### Exercise prompt
Reproduce the lines of the material exactly, excluding every image.

### Recorded data
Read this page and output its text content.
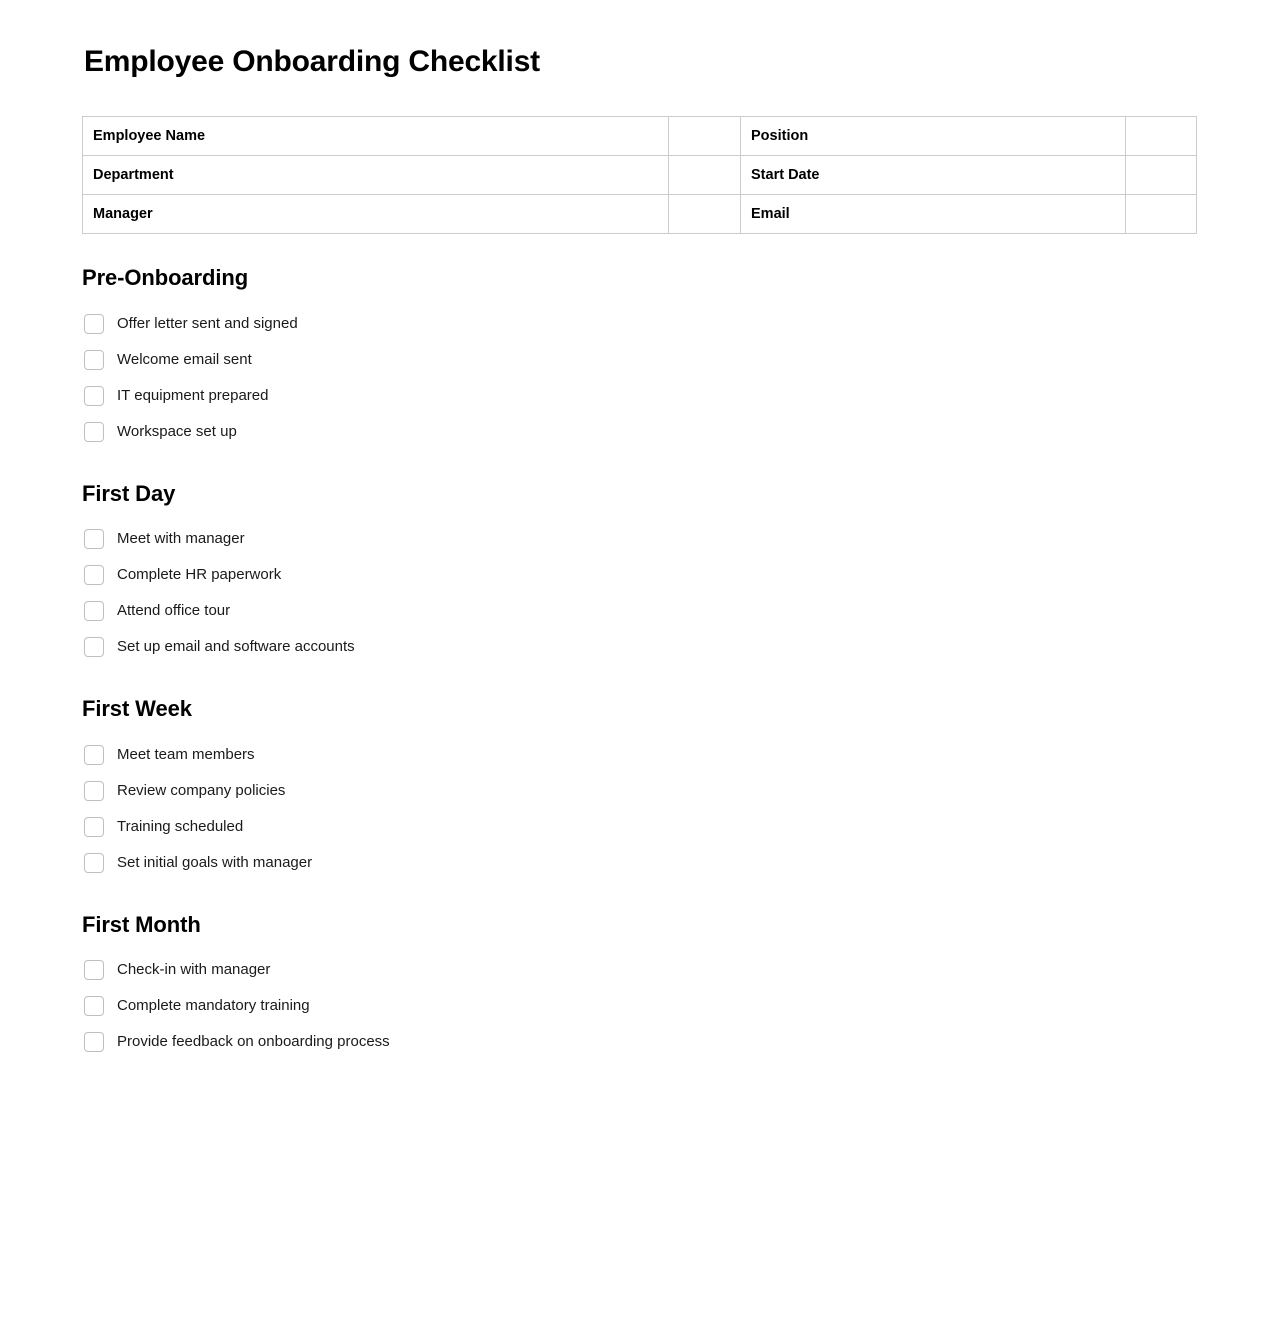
Employee Onboarding Checklist
Employee Name		Position	
Department		Start Date	
Manager		Email	
Pre-Onboarding
Offer letter sent and signed
Welcome email sent
IT equipment prepared
Workspace set up
First Day
Meet with manager
Complete HR paperwork
Attend office tour
Set up email and software accounts
First Week
Meet team members
Review company policies
Training scheduled
Set initial goals with manager
First Month
Check-in with manager
Complete mandatory training
Provide feedback on onboarding process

### Result
Read this page and output its text content.
Employee Onboarding Checklist
Employee Name		Position	
Department		Start Date	
Manager		Email	
Pre-Onboarding
Offer letter sent and signed
Welcome email sent
IT equipment prepared
Workspace set up
First Day
Meet with manager
Complete HR paperwork
Attend office tour
Set up email and software accounts
First Week
Meet team members
Review company policies
Training scheduled
Set initial goals with manager
First Month
Check-in with manager
Complete mandatory training
Provide feedback on onboarding process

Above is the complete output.